• **DATA RECORDS**
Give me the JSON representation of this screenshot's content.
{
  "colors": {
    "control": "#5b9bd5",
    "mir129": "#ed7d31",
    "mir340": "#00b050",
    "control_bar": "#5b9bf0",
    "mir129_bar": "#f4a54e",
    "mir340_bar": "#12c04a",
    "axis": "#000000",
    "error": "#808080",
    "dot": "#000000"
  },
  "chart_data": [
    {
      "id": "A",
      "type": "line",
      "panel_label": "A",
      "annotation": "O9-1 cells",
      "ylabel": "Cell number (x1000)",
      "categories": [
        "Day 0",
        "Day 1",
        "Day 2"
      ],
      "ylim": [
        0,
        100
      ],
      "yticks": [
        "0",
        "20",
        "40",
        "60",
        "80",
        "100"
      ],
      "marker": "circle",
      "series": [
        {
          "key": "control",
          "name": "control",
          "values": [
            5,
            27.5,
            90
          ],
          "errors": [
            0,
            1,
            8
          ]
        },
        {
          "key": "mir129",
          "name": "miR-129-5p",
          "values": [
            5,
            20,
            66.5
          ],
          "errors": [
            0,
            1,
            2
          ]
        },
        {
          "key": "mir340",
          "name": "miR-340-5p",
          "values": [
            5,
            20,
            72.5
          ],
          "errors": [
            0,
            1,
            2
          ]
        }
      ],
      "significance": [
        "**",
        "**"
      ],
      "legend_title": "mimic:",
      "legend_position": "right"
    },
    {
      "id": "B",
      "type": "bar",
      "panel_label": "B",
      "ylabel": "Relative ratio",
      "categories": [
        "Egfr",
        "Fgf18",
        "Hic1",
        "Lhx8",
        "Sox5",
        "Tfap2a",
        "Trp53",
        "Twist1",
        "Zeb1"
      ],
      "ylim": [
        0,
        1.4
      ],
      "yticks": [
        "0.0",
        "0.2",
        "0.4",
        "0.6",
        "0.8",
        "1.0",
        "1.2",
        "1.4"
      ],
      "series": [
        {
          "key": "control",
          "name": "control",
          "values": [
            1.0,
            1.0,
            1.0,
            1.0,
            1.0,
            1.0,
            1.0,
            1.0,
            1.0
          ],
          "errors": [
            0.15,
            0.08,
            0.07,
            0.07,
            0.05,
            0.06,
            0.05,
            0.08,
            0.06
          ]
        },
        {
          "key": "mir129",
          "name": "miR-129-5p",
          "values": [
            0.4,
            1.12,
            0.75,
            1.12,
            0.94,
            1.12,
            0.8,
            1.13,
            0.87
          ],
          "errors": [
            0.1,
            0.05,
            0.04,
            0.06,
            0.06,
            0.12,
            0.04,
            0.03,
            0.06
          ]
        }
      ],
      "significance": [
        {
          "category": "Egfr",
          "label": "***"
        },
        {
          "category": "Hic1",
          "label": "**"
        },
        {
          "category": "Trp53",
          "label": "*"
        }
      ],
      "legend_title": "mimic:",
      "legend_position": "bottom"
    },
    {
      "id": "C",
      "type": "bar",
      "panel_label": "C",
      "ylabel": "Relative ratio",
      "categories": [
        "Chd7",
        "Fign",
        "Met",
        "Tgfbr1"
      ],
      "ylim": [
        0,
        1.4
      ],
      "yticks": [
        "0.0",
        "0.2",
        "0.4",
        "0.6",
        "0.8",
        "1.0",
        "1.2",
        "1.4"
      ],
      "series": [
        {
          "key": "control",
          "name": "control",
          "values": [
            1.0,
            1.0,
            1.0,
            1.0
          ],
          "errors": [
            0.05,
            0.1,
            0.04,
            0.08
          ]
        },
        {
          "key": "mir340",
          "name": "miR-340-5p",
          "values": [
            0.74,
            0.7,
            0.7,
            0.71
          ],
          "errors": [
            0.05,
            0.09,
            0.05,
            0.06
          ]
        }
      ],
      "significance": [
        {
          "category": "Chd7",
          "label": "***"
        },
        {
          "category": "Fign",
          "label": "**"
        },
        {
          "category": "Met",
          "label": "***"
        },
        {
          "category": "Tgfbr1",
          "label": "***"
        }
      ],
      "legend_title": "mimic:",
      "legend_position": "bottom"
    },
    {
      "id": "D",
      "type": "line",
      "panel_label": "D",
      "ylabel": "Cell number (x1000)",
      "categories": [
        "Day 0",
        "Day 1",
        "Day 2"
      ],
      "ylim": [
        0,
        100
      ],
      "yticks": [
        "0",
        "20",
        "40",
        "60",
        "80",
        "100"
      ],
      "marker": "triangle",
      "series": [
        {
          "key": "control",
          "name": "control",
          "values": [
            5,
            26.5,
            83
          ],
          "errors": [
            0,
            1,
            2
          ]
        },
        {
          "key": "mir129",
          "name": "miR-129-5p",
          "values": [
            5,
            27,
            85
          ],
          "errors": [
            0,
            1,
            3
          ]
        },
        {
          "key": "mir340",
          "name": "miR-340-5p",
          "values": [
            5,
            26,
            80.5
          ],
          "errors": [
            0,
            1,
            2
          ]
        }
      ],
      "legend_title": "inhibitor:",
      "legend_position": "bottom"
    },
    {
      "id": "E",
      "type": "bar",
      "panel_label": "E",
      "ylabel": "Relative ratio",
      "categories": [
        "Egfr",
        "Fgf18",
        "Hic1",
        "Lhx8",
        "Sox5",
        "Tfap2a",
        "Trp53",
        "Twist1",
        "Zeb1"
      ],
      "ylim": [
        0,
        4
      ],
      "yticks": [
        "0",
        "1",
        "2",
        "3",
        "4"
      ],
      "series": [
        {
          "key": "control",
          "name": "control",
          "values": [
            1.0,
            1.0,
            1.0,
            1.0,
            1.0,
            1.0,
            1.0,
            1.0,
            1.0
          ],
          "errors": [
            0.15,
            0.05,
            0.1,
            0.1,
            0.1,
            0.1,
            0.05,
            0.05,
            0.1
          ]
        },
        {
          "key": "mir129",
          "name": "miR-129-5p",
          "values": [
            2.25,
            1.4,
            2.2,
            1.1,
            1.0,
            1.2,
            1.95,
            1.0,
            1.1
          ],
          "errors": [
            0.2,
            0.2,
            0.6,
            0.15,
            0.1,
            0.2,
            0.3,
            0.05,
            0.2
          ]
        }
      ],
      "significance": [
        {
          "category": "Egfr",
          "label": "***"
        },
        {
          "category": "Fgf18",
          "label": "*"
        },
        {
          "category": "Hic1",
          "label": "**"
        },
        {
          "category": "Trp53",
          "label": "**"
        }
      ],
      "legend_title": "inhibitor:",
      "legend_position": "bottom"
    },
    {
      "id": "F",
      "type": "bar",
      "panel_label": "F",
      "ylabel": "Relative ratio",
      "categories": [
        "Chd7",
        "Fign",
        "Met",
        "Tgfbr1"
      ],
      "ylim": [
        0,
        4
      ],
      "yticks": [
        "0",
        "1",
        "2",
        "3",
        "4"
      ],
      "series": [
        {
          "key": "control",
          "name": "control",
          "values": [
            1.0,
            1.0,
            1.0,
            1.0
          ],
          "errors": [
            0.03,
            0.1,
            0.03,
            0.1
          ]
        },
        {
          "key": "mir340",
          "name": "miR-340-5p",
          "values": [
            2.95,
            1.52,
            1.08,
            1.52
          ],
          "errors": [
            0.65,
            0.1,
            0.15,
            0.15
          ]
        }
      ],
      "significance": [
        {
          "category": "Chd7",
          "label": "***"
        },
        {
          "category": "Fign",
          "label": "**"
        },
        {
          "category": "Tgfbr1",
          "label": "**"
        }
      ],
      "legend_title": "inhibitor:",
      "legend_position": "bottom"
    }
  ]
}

...

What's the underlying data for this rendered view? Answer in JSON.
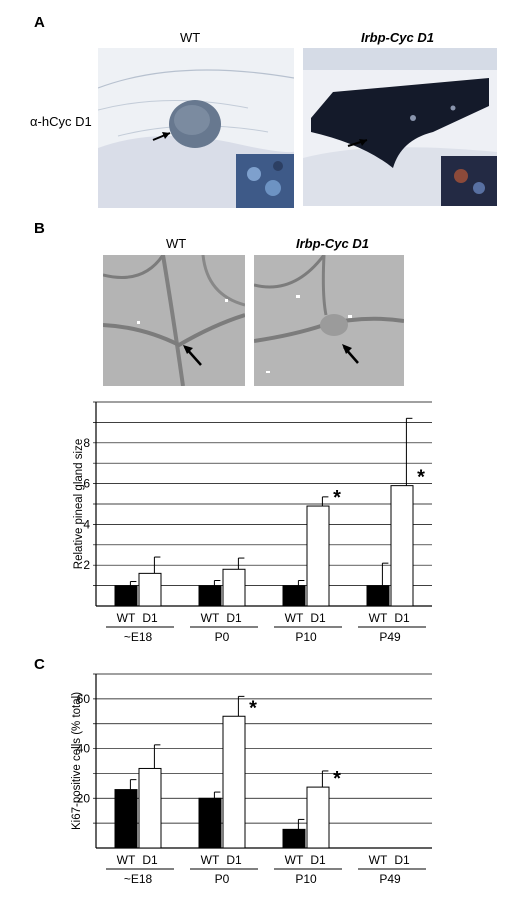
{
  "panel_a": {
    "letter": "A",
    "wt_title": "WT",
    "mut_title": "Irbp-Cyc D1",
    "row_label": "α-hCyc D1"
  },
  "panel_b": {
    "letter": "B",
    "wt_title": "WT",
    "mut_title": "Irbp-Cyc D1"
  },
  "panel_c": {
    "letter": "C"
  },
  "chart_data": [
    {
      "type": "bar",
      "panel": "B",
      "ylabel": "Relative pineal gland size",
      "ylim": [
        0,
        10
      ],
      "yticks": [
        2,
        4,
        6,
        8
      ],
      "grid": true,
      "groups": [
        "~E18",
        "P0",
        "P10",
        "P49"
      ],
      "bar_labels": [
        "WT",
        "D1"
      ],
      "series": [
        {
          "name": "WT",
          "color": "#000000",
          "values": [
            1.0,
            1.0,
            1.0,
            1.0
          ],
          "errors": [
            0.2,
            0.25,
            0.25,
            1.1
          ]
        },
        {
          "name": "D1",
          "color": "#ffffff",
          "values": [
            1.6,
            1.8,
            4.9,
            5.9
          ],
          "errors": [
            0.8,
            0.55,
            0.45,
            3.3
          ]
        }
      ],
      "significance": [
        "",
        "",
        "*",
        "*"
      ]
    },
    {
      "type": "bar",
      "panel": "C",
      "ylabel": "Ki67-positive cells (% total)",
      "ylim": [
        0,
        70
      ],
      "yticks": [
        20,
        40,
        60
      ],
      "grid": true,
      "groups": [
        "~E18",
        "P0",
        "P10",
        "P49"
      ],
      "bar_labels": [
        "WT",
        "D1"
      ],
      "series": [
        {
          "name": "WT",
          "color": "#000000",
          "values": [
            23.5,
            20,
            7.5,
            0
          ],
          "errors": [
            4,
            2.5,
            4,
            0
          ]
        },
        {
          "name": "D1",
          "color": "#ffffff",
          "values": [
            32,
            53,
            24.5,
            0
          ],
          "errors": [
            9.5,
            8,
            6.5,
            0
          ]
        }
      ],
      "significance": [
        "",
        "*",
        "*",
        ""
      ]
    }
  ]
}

• **TASK DESCRIPTION**
Check each line above for the string "this" and copy every line that has it.

• **RESPONSE**
Give me the JSON representation of this screenshot's content.
What's the underlying data for this rendered view? Answer in JSON.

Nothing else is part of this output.